▶ **Data provided**:
+++

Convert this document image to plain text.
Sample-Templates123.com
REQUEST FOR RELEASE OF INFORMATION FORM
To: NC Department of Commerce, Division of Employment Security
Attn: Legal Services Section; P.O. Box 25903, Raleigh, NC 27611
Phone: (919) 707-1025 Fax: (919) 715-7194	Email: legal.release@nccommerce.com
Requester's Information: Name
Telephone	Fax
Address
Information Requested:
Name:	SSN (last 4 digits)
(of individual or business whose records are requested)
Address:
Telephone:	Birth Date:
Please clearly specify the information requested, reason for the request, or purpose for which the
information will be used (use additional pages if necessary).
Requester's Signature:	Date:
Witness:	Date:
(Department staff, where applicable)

+++

▶ **Task details**: List every line above containing the word "Name".

▶ **Response to the exercise**:
Requester's Information: Name
Name:	SSN (last 4 digits)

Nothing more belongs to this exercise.